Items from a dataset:
========================

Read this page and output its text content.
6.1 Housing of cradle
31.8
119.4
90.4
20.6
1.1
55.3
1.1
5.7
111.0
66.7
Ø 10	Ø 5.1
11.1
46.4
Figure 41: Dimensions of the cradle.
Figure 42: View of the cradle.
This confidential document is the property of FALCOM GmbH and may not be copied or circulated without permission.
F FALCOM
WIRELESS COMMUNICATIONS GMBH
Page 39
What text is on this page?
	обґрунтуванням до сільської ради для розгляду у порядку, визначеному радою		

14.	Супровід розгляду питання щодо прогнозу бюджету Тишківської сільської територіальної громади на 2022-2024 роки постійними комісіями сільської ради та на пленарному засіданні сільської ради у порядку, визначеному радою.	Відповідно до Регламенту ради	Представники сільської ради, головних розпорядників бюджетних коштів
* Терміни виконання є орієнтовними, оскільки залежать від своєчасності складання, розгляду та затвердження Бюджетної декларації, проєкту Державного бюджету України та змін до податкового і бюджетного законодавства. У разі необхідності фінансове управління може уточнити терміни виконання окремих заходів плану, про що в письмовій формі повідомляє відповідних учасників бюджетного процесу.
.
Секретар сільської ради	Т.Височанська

========================

EXERCISE GOAL
Give a word-for-word copy of the records.

EXERCISE RESULT
Read this page and output its text content.
6.1 Housing of cradle
31.8
119.4
90.4
20.6
1.1
55.3
1.1
5.7
111.0
66.7
Ø 10	Ø 5.1
11.1
46.4
Figure 41: Dimensions of the cradle.
Figure 42: View of the cradle.
This confidential document is the property of FALCOM GmbH and may not be copied or circulated without permission.
F FALCOM
WIRELESS COMMUNICATIONS GMBH
Page 39
What text is on this page?
	обґрунтуванням до сільської ради для розгляду у порядку, визначеному радою		

14.	Супровід розгляду питання щодо прогнозу бюджету Тишківської сільської територіальної громади на 2022-2024 роки постійними комісіями сільської ради та на пленарному засіданні сільської ради у порядку, визначеному радою.	Відповідно до Регламенту ради	Представники сільської ради, головних розпорядників бюджетних коштів
* Терміни виконання є орієнтовними, оскільки залежать від своєчасності складання, розгляду та затвердження Бюджетної декларації, проєкту Державного бюджету України та змін до податкового і бюджетного законодавства. У разі необхідності фінансове управління може уточнити терміни виконання окремих заходів плану, про що в письмовій формі повідомляє відповідних учасників бюджетного процесу.
.
Секретар сільської ради	Т.Височанська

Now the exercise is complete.